▶ Challenge: An exact copy of the records is required, minus the pictures they hold.

======== Input material

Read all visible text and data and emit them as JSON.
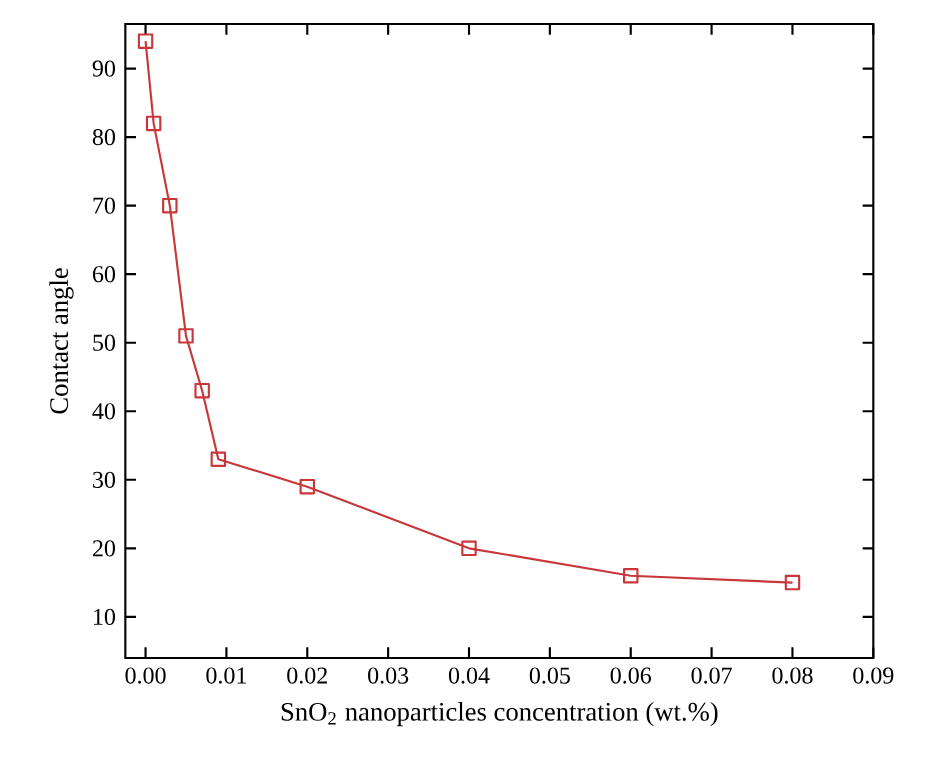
{
  "chart_data": {
    "type": "line",
    "xlabel": "SnO$_{2}$ nanoparticles concentration (wt.%)",
    "ylabel": "Contact angle",
    "x": [
      0,
      0.001,
      0.003,
      0.005,
      0.007,
      0.009,
      0.02,
      0.04,
      0.06,
      0.08
    ],
    "series": [
      {
        "color": "#c8373a",
        "values": [
          94,
          82,
          70,
          51,
          43,
          33,
          29,
          20,
          16,
          15
        ]
      }
    ],
    "xlim": [
      -0.0025,
      0.09
    ],
    "ylim": [
      4,
      96.5
    ],
    "xticks": [
      {
        "value": 0,
        "label": "0.00"
      },
      0.01,
      0.02,
      0.03,
      0.04,
      0.05,
      0.06,
      0.07,
      0.08,
      0.09
    ],
    "yticks": [
      10,
      20,
      30,
      40,
      50,
      60,
      70,
      80,
      90
    ],
    "marker": "square",
    "line_style": "solid"
  }
}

================

▶ Solution to the problem:
Read all visible text and data and emit them as JSON.
{
  "chart_data": {
    "type": "line",
    "xlabel": "SnO$_{2}$ nanoparticles concentration (wt.%)",
    "ylabel": "Contact angle",
    "x": [
      0,
      0.001,
      0.003,
      0.005,
      0.007,
      0.009,
      0.02,
      0.04,
      0.06,
      0.08
    ],
    "series": [
      {
        "color": "#c8373a",
        "values": [
          94,
          82,
          70,
          51,
          43,
          33,
          29,
          20,
          16,
          15
        ]
      }
    ],
    "xlim": [
      -0.0025,
      0.09
    ],
    "ylim": [
      4,
      96.5
    ],
    "xticks": [
      {
        "value": 0,
        "label": "0.00"
      },
      0.01,
      0.02,
      0.03,
      0.04,
      0.05,
      0.06,
      0.07,
      0.08,
      0.09
    ],
    "yticks": [
      10,
      20,
      30,
      40,
      50,
      60,
      70,
      80,
      90
    ],
    "marker": "square",
    "line_style": "solid"
  }
}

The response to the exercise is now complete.